Exercise description: Collect each line containing "name".

───── Supplied data ─────

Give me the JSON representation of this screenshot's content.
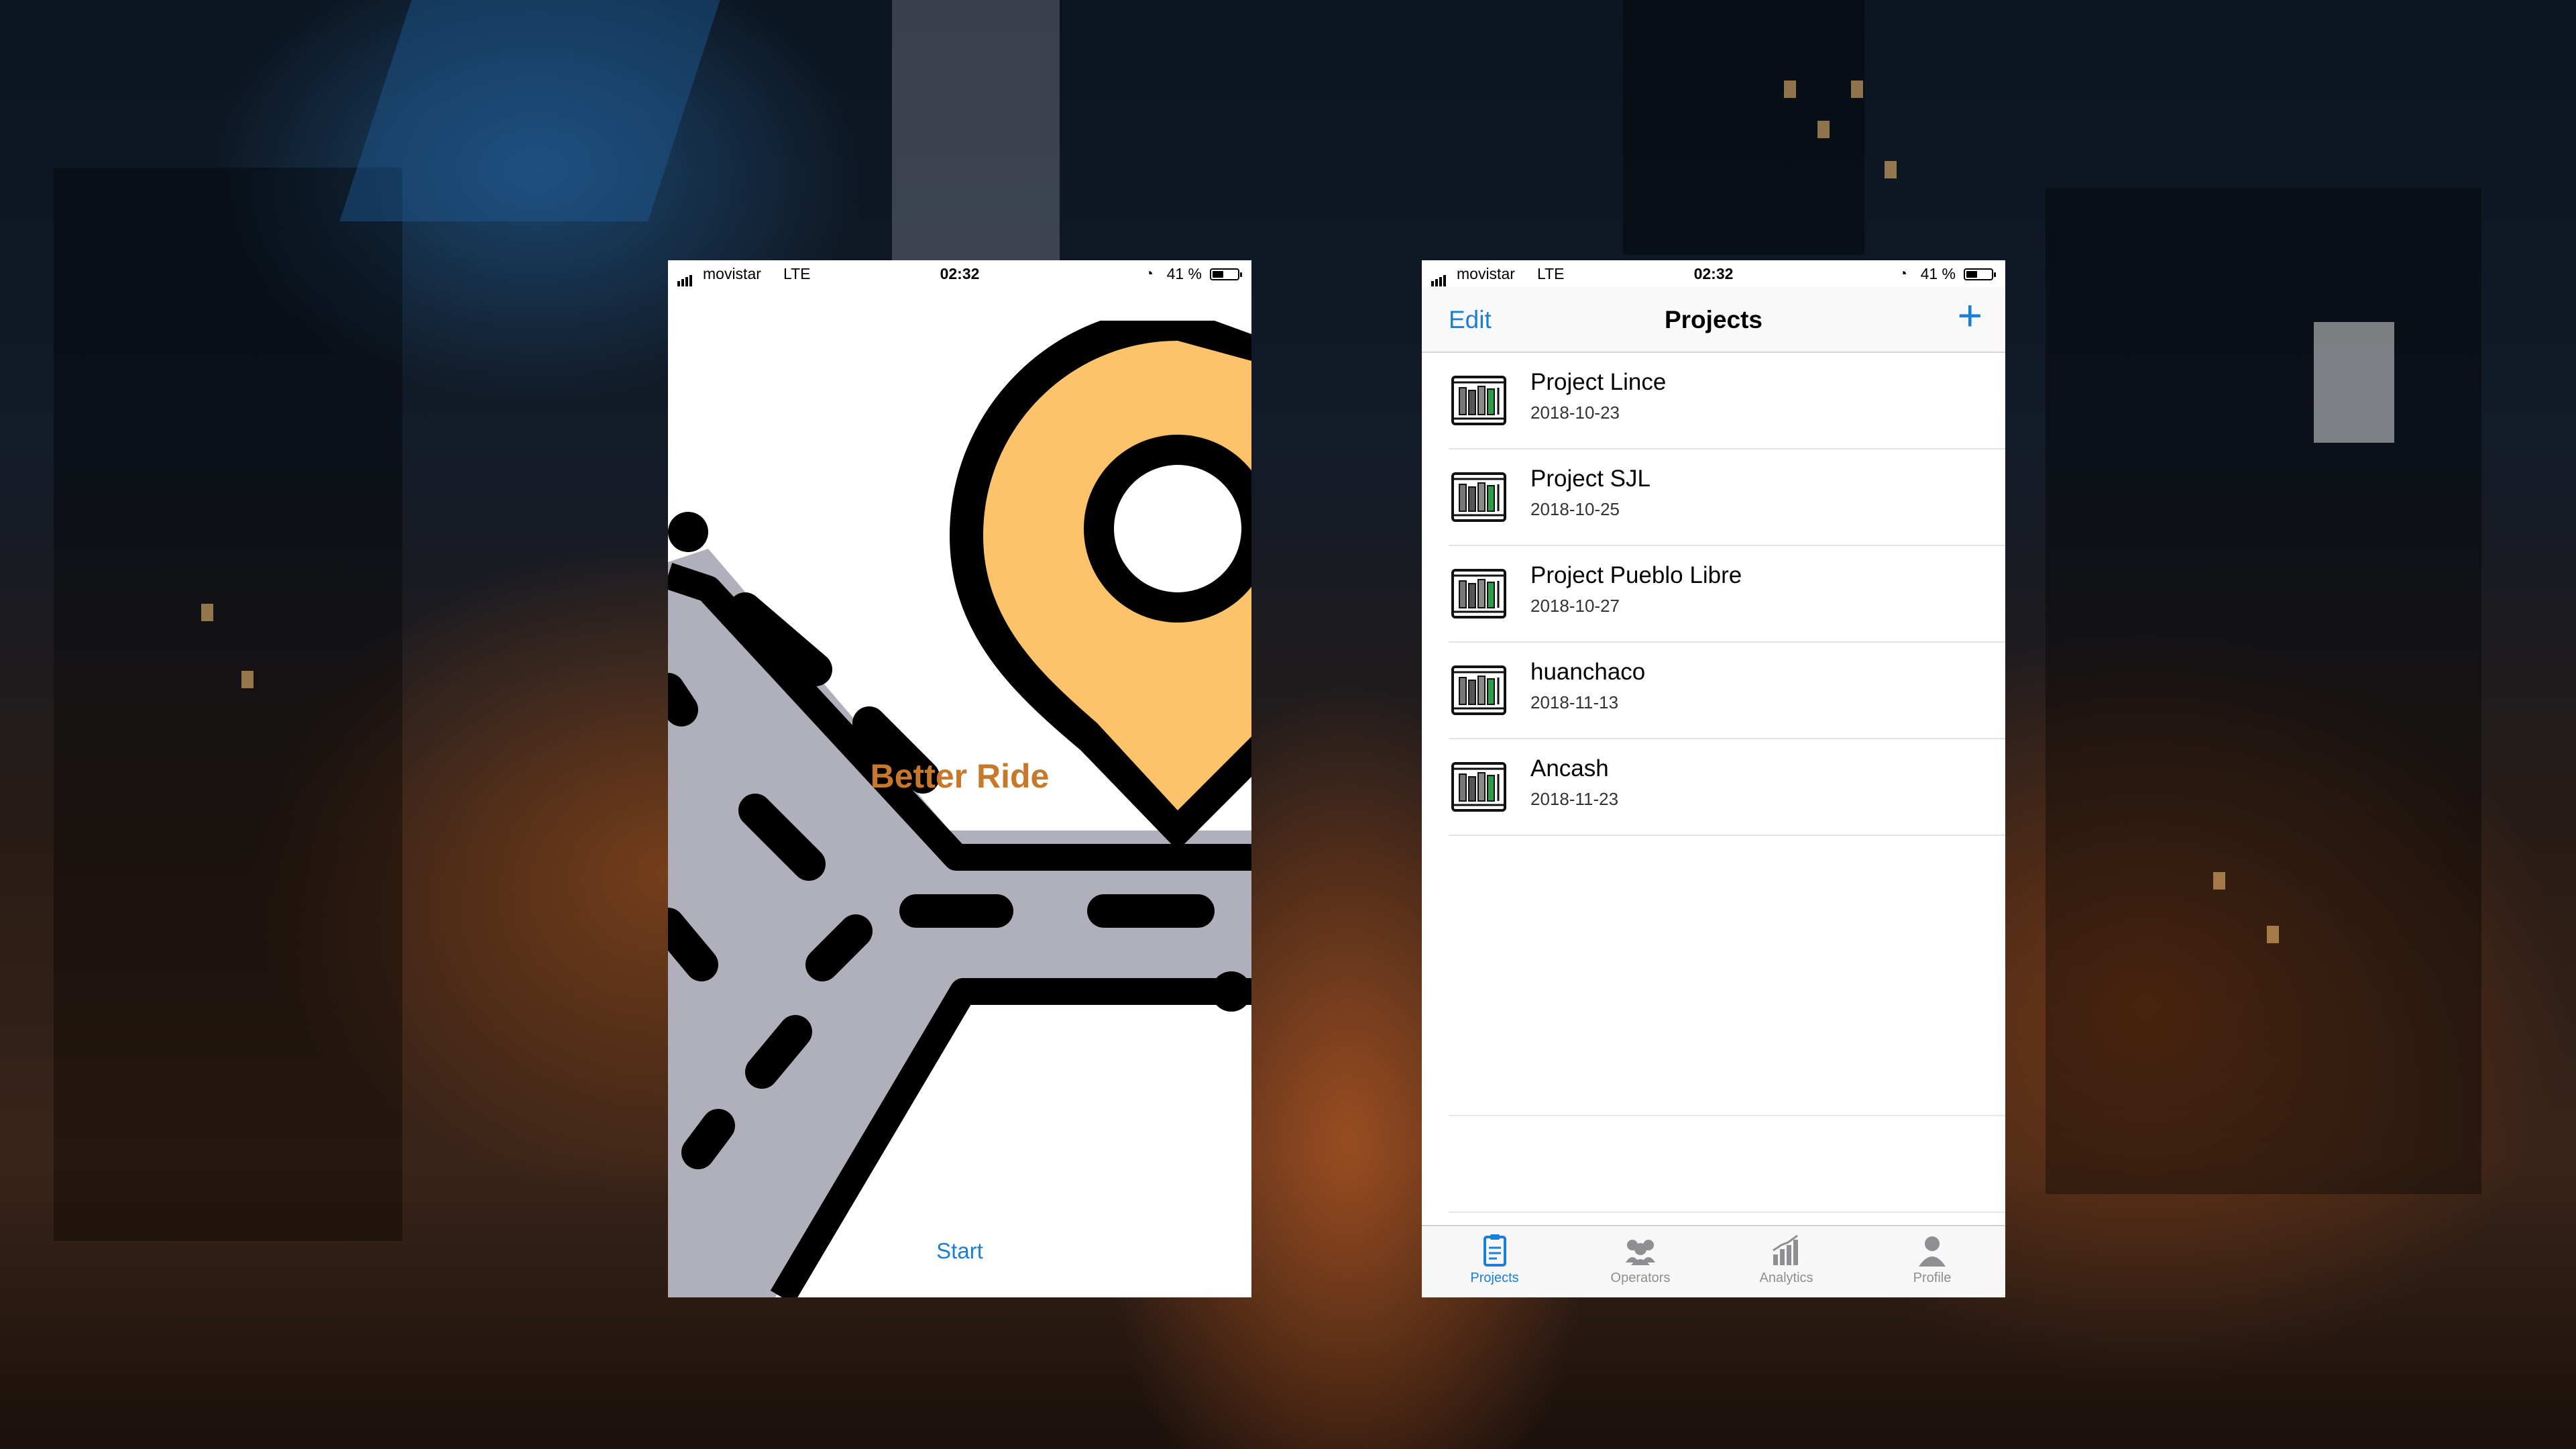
{
  "splash": {
    "status": {
      "carrier": "movistar",
      "network": "LTE",
      "time": "02:32",
      "battery_text": "41 %",
      "battery_level": 0.41
    },
    "title": "Better Ride",
    "start_label": "Start",
    "colors": {
      "title": "#c8782a",
      "link": "#1a7fd6",
      "pin": "#fdc36a",
      "road": "#b0b0bc"
    }
  },
  "projects_screen": {
    "status": {
      "carrier": "movistar",
      "network": "LTE",
      "time": "02:32",
      "battery_text": "41 %",
      "battery_level": 0.41
    },
    "nav": {
      "edit_label": "Edit",
      "title": "Projects",
      "add_icon": "plus-icon",
      "add_glyph": "+"
    },
    "projects": [
      {
        "name": "Project Lince",
        "date": "2018-10-23",
        "icon": "project-book-icon"
      },
      {
        "name": "Project SJL",
        "date": "2018-10-25",
        "icon": "project-book-icon"
      },
      {
        "name": "Project Pueblo Libre",
        "date": "2018-10-27",
        "icon": "project-book-icon"
      },
      {
        "name": "huanchaco",
        "date": "2018-11-13",
        "icon": "project-book-icon"
      },
      {
        "name": "Ancash",
        "date": "2018-11-23",
        "icon": "project-book-icon"
      }
    ],
    "tabs": [
      {
        "label": "Projects",
        "icon": "clipboard-icon",
        "active": true
      },
      {
        "label": "Operators",
        "icon": "users-icon",
        "active": false
      },
      {
        "label": "Analytics",
        "icon": "bar-chart-icon",
        "active": false
      },
      {
        "label": "Profile",
        "icon": "person-icon",
        "active": false
      }
    ],
    "colors": {
      "accent": "#1a7fd6",
      "inactive_tab": "#8e8e93"
    }
  }
}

─────

Response:
        "name": "Project Lince",
        "name": "Project SJL",
        "name": "Project Pueblo Libre",
        "name": "huanchaco",
        "name": "Ancash",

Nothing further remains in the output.